INSTRUCTIONS TO FOLLOW — Write the data below out exactly as it stands. Do not include the pictures.

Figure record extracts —
==*==
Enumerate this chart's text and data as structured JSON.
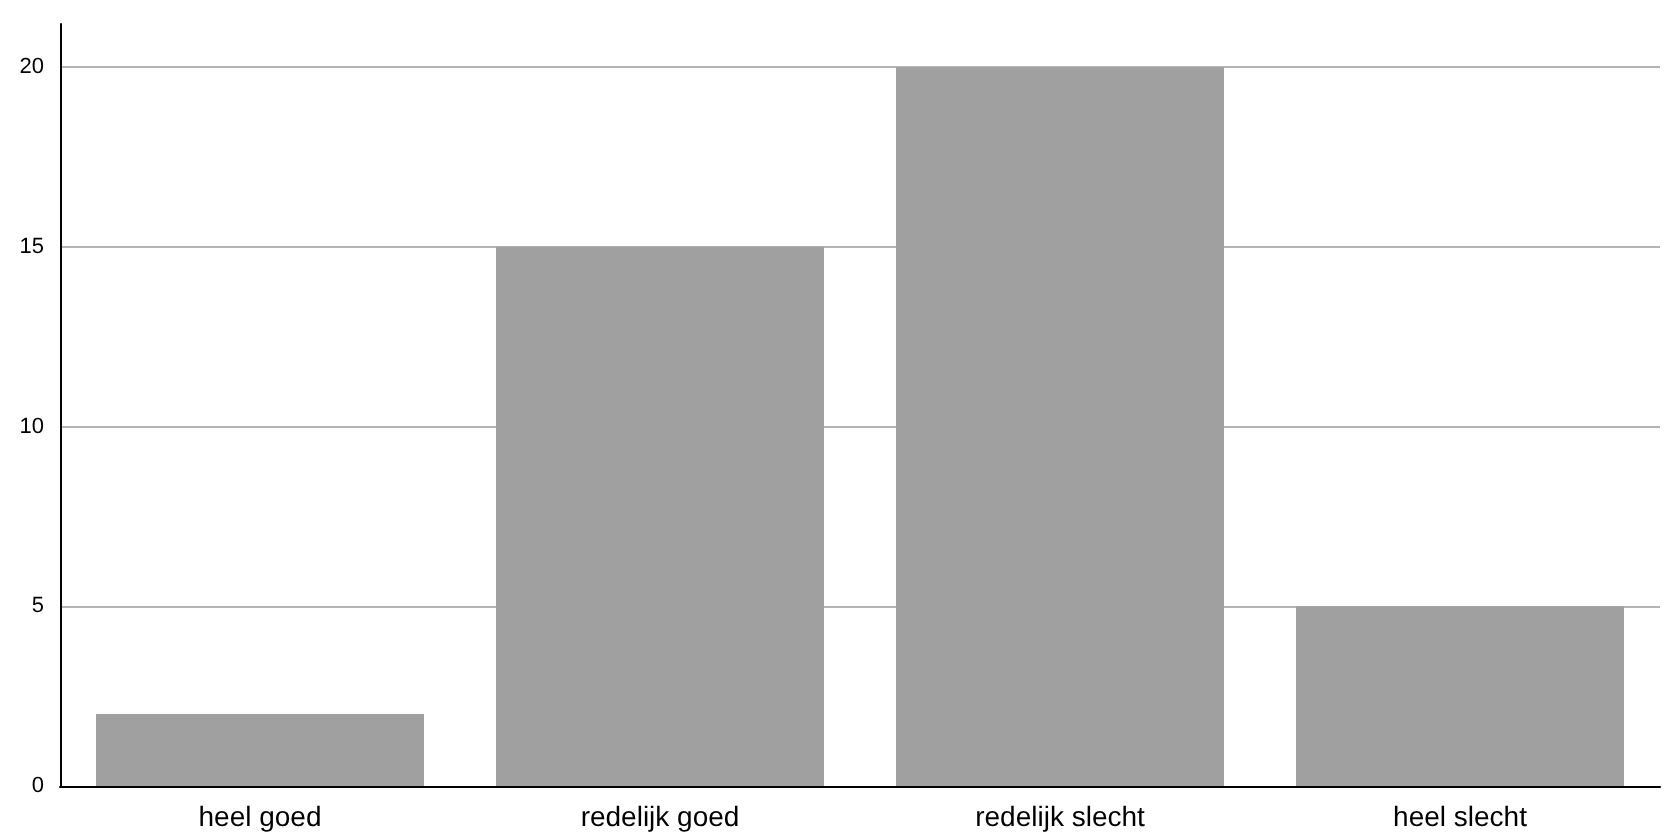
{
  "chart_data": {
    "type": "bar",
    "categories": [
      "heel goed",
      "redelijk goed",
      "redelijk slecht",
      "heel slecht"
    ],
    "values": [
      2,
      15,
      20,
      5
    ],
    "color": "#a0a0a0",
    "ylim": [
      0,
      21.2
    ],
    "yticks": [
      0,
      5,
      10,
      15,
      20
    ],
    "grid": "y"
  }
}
==*==
OUTPUT —
Enumerate this chart's text and data as structured JSON.
{
  "chart_data": {
    "type": "bar",
    "categories": [
      "heel goed",
      "redelijk goed",
      "redelijk slecht",
      "heel slecht"
    ],
    "values": [
      2,
      15,
      20,
      5
    ],
    "color": "#a0a0a0",
    "ylim": [
      0,
      21.2
    ],
    "yticks": [
      0,
      5,
      10,
      15,
      20
    ],
    "grid": "y"
  }
}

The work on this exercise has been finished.